WHAT TO DO »
Every line of the data must be copied exactly.

------------------------------------------------------------------------

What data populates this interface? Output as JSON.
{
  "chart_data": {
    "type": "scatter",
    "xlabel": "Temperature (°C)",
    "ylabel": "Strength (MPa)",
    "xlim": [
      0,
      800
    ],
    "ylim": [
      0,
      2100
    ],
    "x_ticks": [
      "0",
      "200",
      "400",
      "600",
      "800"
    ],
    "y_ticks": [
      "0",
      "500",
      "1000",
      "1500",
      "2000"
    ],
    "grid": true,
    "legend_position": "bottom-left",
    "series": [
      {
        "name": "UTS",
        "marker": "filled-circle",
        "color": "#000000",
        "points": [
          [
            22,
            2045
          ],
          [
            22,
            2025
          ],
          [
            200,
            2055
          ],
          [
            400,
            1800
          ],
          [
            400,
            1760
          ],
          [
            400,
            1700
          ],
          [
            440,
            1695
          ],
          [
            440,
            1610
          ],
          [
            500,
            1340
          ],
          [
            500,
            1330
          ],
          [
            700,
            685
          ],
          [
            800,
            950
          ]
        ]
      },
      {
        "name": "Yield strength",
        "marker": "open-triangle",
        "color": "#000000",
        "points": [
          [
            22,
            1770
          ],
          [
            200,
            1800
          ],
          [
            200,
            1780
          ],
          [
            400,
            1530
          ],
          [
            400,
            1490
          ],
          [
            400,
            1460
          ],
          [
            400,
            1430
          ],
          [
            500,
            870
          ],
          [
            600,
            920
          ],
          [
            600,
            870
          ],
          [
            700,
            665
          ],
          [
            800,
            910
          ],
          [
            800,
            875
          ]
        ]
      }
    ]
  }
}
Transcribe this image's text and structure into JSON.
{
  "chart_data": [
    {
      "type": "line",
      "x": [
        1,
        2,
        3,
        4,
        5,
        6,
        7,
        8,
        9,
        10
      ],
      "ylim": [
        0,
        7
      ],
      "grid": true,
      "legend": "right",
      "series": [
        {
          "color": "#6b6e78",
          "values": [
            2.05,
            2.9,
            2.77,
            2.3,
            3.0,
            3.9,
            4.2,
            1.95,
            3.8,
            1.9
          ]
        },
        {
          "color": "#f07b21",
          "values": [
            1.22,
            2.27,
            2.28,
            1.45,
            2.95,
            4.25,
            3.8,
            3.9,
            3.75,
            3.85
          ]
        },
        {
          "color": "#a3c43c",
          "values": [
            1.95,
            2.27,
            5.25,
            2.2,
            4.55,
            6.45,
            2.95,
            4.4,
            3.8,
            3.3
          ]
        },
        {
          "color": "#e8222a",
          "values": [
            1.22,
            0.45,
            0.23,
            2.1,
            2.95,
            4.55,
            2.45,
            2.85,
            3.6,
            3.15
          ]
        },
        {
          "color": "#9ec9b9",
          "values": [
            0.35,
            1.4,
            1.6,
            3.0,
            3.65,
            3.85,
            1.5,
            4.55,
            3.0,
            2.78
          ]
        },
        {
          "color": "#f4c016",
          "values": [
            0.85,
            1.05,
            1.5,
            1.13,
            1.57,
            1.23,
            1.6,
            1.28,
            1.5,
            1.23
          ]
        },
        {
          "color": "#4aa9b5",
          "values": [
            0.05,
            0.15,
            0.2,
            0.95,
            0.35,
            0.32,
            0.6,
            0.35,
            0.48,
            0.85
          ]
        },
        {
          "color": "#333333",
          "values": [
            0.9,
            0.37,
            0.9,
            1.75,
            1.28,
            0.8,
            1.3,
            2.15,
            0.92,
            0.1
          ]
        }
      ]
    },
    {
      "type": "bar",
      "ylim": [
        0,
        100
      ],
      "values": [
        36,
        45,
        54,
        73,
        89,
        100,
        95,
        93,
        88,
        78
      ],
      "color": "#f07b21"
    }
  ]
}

------------------------------------------------------------------------

PROBLEM SOLUTION »
What data populates this interface? Output as JSON.
{
  "chart_data": {
    "type": "scatter",
    "xlabel": "Temperature (°C)",
    "ylabel": "Strength (MPa)",
    "xlim": [
      0,
      800
    ],
    "ylim": [
      0,
      2100
    ],
    "x_ticks": [
      "0",
      "200",
      "400",
      "600",
      "800"
    ],
    "y_ticks": [
      "0",
      "500",
      "1000",
      "1500",
      "2000"
    ],
    "grid": true,
    "legend_position": "bottom-left",
    "series": [
      {
        "name": "UTS",
        "marker": "filled-circle",
        "color": "#000000",
        "points": [
          [
            22,
            2045
          ],
          [
            22,
            2025
          ],
          [
            200,
            2055
          ],
          [
            400,
            1800
          ],
          [
            400,
            1760
          ],
          [
            400,
            1700
          ],
          [
            440,
            1695
          ],
          [
            440,
            1610
          ],
          [
            500,
            1340
          ],
          [
            500,
            1330
          ],
          [
            700,
            685
          ],
          [
            800,
            950
          ]
        ]
      },
      {
        "name": "Yield strength",
        "marker": "open-triangle",
        "color": "#000000",
        "points": [
          [
            22,
            1770
          ],
          [
            200,
            1800
          ],
          [
            200,
            1780
          ],
          [
            400,
            1530
          ],
          [
            400,
            1490
          ],
          [
            400,
            1460
          ],
          [
            400,
            1430
          ],
          [
            500,
            870
          ],
          [
            600,
            920
          ],
          [
            600,
            870
          ],
          [
            700,
            665
          ],
          [
            800,
            910
          ],
          [
            800,
            875
          ]
        ]
      }
    ]
  }
}
Transcribe this image's text and structure into JSON.
{
  "chart_data": [
    {
      "type": "line",
      "x": [
        1,
        2,
        3,
        4,
        5,
        6,
        7,
        8,
        9,
        10
      ],
      "ylim": [
        0,
        7
      ],
      "grid": true,
      "legend": "right",
      "series": [
        {
          "color": "#6b6e78",
          "values": [
            2.05,
            2.9,
            2.77,
            2.3,
            3.0,
            3.9,
            4.2,
            1.95,
            3.8,
            1.9
          ]
        },
        {
          "color": "#f07b21",
          "values": [
            1.22,
            2.27,
            2.28,
            1.45,
            2.95,
            4.25,
            3.8,
            3.9,
            3.75,
            3.85
          ]
        },
        {
          "color": "#a3c43c",
          "values": [
            1.95,
            2.27,
            5.25,
            2.2,
            4.55,
            6.45,
            2.95,
            4.4,
            3.8,
            3.3
          ]
        },
        {
          "color": "#e8222a",
          "values": [
            1.22,
            0.45,
            0.23,
            2.1,
            2.95,
            4.55,
            2.45,
            2.85,
            3.6,
            3.15
          ]
        },
        {
          "color": "#9ec9b9",
          "values": [
            0.35,
            1.4,
            1.6,
            3.0,
            3.65,
            3.85,
            1.5,
            4.55,
            3.0,
            2.78
          ]
        },
        {
          "color": "#f4c016",
          "values": [
            0.85,
            1.05,
            1.5,
            1.13,
            1.57,
            1.23,
            1.6,
            1.28,
            1.5,
            1.23
          ]
        },
        {
          "color": "#4aa9b5",
          "values": [
            0.05,
            0.15,
            0.2,
            0.95,
            0.35,
            0.32,
            0.6,
            0.35,
            0.48,
            0.85
          ]
        },
        {
          "color": "#333333",
          "values": [
            0.9,
            0.37,
            0.9,
            1.75,
            1.28,
            0.8,
            1.3,
            2.15,
            0.92,
            0.1
          ]
        }
      ]
    },
    {
      "type": "bar",
      "ylim": [
        0,
        100
      ],
      "values": [
        36,
        45,
        54,
        73,
        89,
        100,
        95,
        93,
        88,
        78
      ],
      "color": "#f07b21"
    }
  ]
}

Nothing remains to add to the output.